Stored data entries:
[BEGIN]

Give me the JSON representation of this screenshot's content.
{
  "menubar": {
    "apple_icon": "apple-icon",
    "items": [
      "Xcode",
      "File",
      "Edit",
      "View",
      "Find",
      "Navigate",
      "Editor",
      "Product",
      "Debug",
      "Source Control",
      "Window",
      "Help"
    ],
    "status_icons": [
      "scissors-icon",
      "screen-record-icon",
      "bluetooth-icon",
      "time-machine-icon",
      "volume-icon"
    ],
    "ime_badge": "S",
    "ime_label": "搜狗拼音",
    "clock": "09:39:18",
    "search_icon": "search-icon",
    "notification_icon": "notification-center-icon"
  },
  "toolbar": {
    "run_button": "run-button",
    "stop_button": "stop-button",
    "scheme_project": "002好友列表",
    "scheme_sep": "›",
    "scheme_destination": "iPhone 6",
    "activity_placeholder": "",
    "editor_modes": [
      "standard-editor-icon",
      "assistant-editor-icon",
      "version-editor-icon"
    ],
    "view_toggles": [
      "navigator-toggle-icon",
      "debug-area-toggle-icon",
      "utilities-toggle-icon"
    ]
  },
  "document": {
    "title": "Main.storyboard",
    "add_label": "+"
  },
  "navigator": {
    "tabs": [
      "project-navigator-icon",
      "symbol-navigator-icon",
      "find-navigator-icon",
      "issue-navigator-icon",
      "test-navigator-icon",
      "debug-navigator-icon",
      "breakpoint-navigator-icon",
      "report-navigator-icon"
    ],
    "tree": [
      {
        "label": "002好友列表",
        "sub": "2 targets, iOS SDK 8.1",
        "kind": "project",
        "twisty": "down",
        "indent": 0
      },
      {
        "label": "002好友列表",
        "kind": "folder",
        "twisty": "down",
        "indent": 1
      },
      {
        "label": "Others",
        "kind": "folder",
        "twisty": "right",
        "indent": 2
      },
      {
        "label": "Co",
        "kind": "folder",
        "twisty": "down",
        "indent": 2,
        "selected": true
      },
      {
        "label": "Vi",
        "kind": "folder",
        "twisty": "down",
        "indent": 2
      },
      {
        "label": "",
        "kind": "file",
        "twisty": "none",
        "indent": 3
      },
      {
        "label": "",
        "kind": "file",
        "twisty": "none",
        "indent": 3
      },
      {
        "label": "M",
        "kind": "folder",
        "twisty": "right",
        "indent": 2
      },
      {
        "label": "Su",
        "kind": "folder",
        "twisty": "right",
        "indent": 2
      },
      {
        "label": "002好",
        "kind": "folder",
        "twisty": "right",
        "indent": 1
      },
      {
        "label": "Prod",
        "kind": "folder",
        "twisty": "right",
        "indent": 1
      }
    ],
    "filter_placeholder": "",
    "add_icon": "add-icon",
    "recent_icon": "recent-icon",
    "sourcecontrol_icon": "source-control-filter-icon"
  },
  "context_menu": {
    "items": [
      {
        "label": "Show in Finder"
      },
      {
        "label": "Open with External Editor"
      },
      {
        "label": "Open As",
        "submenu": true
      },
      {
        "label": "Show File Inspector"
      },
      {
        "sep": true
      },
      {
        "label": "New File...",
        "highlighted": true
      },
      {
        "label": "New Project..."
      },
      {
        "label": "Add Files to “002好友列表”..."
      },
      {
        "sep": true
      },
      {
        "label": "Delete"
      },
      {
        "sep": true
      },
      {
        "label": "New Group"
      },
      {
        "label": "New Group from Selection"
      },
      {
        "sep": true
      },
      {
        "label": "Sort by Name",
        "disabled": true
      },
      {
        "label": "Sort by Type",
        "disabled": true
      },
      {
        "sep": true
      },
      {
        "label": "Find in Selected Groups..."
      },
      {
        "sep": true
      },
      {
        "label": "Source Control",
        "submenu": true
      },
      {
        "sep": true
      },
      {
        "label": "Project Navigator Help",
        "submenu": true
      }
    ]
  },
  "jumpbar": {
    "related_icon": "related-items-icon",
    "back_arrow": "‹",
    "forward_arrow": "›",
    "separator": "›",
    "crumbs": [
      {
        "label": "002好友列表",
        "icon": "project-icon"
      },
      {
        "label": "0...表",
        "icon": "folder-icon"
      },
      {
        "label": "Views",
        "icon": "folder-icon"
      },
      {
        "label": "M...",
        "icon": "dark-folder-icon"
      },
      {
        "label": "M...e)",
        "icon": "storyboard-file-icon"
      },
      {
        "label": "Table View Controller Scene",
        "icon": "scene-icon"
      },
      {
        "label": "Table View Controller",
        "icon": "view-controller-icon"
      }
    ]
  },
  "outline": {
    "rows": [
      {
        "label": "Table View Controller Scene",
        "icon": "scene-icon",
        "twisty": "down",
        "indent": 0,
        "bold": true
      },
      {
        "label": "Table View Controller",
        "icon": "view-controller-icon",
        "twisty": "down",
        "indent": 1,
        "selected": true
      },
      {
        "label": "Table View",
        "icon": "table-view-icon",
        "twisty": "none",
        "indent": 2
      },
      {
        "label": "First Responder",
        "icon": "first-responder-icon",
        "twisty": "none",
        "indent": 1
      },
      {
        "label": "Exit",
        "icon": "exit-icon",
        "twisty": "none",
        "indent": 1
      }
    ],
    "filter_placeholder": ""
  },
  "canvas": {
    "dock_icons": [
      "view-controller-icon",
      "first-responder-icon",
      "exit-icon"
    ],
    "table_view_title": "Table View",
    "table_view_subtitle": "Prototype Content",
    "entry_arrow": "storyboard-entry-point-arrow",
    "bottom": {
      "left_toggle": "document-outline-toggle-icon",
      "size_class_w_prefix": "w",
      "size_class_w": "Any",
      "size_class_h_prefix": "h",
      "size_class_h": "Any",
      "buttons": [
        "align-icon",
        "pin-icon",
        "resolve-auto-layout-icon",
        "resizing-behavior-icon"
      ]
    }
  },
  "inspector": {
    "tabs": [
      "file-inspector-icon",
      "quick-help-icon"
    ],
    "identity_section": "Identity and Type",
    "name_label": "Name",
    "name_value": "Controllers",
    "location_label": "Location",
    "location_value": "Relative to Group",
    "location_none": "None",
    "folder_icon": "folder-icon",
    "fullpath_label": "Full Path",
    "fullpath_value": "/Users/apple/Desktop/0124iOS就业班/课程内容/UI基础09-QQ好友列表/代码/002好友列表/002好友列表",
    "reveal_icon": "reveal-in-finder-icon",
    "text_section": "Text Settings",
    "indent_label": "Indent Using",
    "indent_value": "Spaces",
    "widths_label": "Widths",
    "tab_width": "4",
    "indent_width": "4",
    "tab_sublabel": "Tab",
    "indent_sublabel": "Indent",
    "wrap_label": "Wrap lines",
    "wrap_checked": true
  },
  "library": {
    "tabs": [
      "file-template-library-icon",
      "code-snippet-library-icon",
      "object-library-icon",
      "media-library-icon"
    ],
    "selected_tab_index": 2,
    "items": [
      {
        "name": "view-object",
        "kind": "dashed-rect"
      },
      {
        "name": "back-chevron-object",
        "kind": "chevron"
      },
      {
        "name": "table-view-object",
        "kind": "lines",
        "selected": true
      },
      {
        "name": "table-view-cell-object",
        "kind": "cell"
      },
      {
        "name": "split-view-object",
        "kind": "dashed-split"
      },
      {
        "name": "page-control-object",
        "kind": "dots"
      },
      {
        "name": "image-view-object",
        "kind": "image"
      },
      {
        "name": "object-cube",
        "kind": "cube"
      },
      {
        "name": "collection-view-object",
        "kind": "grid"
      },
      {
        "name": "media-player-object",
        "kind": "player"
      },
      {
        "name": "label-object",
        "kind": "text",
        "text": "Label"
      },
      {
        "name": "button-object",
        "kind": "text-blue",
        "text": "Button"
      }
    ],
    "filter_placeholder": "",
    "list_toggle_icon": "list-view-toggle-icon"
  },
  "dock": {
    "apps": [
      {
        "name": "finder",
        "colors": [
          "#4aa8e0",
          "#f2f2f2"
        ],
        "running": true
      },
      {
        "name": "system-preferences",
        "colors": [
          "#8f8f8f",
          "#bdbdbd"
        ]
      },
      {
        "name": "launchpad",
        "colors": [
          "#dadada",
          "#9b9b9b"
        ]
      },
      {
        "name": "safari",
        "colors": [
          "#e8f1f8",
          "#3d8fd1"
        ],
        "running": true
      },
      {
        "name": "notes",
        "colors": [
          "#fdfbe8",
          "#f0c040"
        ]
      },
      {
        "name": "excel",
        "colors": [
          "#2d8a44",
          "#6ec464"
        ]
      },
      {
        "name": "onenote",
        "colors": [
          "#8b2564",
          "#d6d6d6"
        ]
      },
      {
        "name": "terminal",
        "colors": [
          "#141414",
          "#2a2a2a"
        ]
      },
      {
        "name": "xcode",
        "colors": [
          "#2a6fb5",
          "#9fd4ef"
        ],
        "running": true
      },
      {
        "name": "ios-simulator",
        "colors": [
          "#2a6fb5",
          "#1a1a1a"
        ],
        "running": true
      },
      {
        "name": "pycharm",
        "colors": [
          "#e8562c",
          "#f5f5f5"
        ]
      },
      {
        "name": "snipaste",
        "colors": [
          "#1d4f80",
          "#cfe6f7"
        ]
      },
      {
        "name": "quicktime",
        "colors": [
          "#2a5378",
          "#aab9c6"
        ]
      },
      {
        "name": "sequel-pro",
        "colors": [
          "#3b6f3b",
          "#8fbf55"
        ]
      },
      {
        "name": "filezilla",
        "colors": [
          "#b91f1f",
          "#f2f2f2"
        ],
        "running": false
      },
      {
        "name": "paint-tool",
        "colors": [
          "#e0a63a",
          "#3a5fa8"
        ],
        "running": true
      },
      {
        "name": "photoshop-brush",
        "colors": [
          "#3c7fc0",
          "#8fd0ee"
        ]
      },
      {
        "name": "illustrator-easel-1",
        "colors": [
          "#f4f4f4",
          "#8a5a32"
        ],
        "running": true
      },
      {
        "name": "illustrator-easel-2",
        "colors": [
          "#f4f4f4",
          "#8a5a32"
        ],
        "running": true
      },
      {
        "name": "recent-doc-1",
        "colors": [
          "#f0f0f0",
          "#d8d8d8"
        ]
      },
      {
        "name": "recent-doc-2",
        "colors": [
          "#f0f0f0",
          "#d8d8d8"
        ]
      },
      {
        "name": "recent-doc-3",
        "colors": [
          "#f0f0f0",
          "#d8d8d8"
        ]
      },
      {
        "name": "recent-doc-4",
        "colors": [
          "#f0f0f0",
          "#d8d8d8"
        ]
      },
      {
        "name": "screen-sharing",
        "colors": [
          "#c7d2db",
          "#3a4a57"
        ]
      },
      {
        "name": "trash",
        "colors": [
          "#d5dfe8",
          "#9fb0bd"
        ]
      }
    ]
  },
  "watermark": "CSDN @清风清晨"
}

[END]

◆ WHAT YOU WILL DO:
Go over the data above and copy every line that has the word "document" in it.

◆ TASK SOLUTION:
  "document": {
      "left_toggle": "document-outline-toggle-icon",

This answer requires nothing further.